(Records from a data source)
Begin

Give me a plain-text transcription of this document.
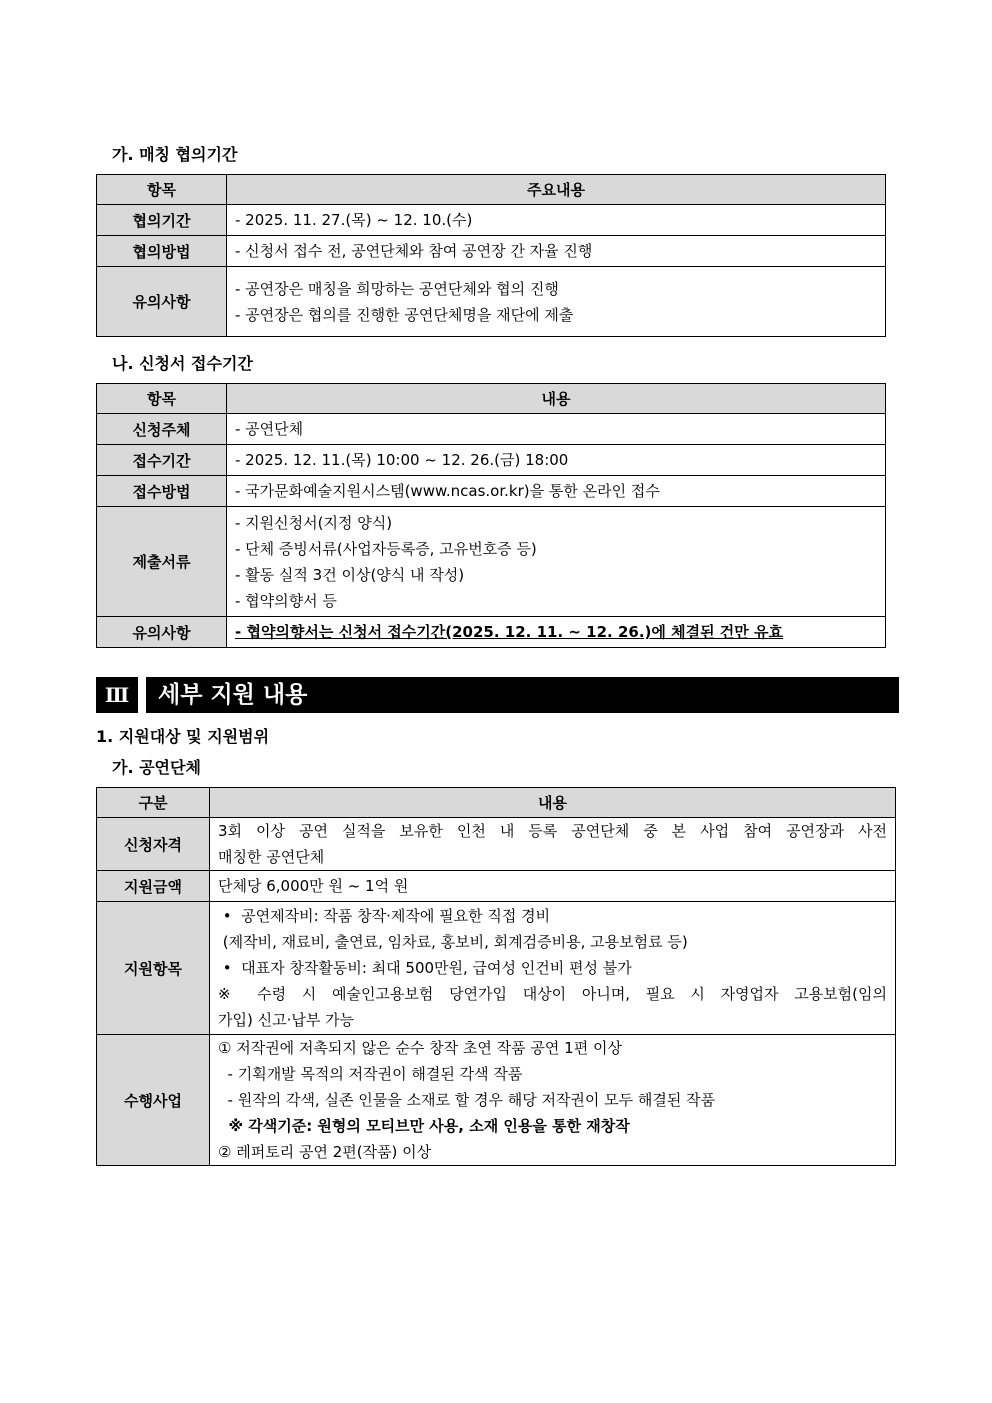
가. 매칭 협의기간
항목	주요내용
협의기간	- 2025. 11. 27.(목) ~ 12. 10.(수)

협의방법	- 신청서 접수 전, 공연단체와 참여 공연장 간 자율 진행

유의사항	- 공연장은 매칭을 희망하는 공연단체와 협의 진행
- 공연장은 협의를 진행한 공연단체명을 재단에 제출
나. 신청서 접수기간
항목	내용
신청주체	- 공연단체

접수기간	- 2025. 12. 11.(목) 10:00 ~ 12. 26.(금) 18:00

접수방법	- 국가문화예술지원시스템(www.ncas.or.kr)을 통한 온라인 접수

제출서류	- 지원신청서(지정 양식)
- 단체 증빙서류(사업자등록증, 고유번호증 등)
- 활동 실적 3건 이상(양식 내 작성)
- 협약의향서 등

유의사항	- 협약의향서는 신청서 접수기간(2025. 12. 11. ~ 12. 26.)에 체결된 건만 유효
Ⅲ	세부 지원 내용
1. 지원대상 및 지원범위
가. 공연단체
구분	내용
신청자격	3회 이상 공연 실적을 보유한 인천 내 등록 공연단체 중 본 사업 참여 공연장과 사전
매칭한 공연단체

지원금액	단체당 6,000만 원 ~ 1억 원

지원항목	•  공연제작비: 작품 창작·제작에 필요한 직접 경비
(제작비, 재료비, 출연료, 임차료, 홍보비, 회계검증비용, 고용보험료 등)
•  대표자 창작활동비: 최대 500만원, 급여성 인건비 편성 불가
※ 수령 시 예술인고용보험 당연가입 대상이 아니며, 필요 시 자영업자 고용보험(임의
가입) 신고·납부 가능

수행사업	① 저작권에 저촉되지 않은 순수 창작 초연 작품 공연 1편 이상
- 기획개발 목적의 저작권이 해결된 각색 작품
- 원작의 각색, 실존 인물을 소재로 할 경우 해당 저작권이 모두 해결된 작품
※ 각색기준: 원형의 모티브만 사용, 소재 인용을 통한 재창작
② 레퍼토리 공연 2편(작품) 이상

End

§ **Request**: Copy the records above exactly, leaving out every picture.

§ **Output**:
Give me a plain-text transcription of this document.
가. 매칭 협의기간
항목	주요내용
협의기간	- 2025. 11. 27.(목) ~ 12. 10.(수)

협의방법	- 신청서 접수 전, 공연단체와 참여 공연장 간 자율 진행

유의사항	- 공연장은 매칭을 희망하는 공연단체와 협의 진행
- 공연장은 협의를 진행한 공연단체명을 재단에 제출
나. 신청서 접수기간
항목	내용
신청주체	- 공연단체

접수기간	- 2025. 12. 11.(목) 10:00 ~ 12. 26.(금) 18:00

접수방법	- 국가문화예술지원시스템(www.ncas.or.kr)을 통한 온라인 접수

제출서류	- 지원신청서(지정 양식)
- 단체 증빙서류(사업자등록증, 고유번호증 등)
- 활동 실적 3건 이상(양식 내 작성)
- 협약의향서 등

유의사항	- 협약의향서는 신청서 접수기간(2025. 12. 11. ~ 12. 26.)에 체결된 건만 유효
Ⅲ	세부 지원 내용
1. 지원대상 및 지원범위
가. 공연단체
구분	내용
신청자격	3회 이상 공연 실적을 보유한 인천 내 등록 공연단체 중 본 사업 참여 공연장과 사전
매칭한 공연단체

지원금액	단체당 6,000만 원 ~ 1억 원

지원항목	•  공연제작비: 작품 창작·제작에 필요한 직접 경비
(제작비, 재료비, 출연료, 임차료, 홍보비, 회계검증비용, 고용보험료 등)
•  대표자 창작활동비: 최대 500만원, 급여성 인건비 편성 불가
※ 수령 시 예술인고용보험 당연가입 대상이 아니며, 필요 시 자영업자 고용보험(임의
가입) 신고·납부 가능

수행사업	① 저작권에 저촉되지 않은 순수 창작 초연 작품 공연 1편 이상
- 기획개발 목적의 저작권이 해결된 각색 작품
- 원작의 각색, 실존 인물을 소재로 할 경우 해당 저작권이 모두 해결된 작품
※ 각색기준: 원형의 모티브만 사용, 소재 인용을 통한 재창작
② 레퍼토리 공연 2편(작품) 이상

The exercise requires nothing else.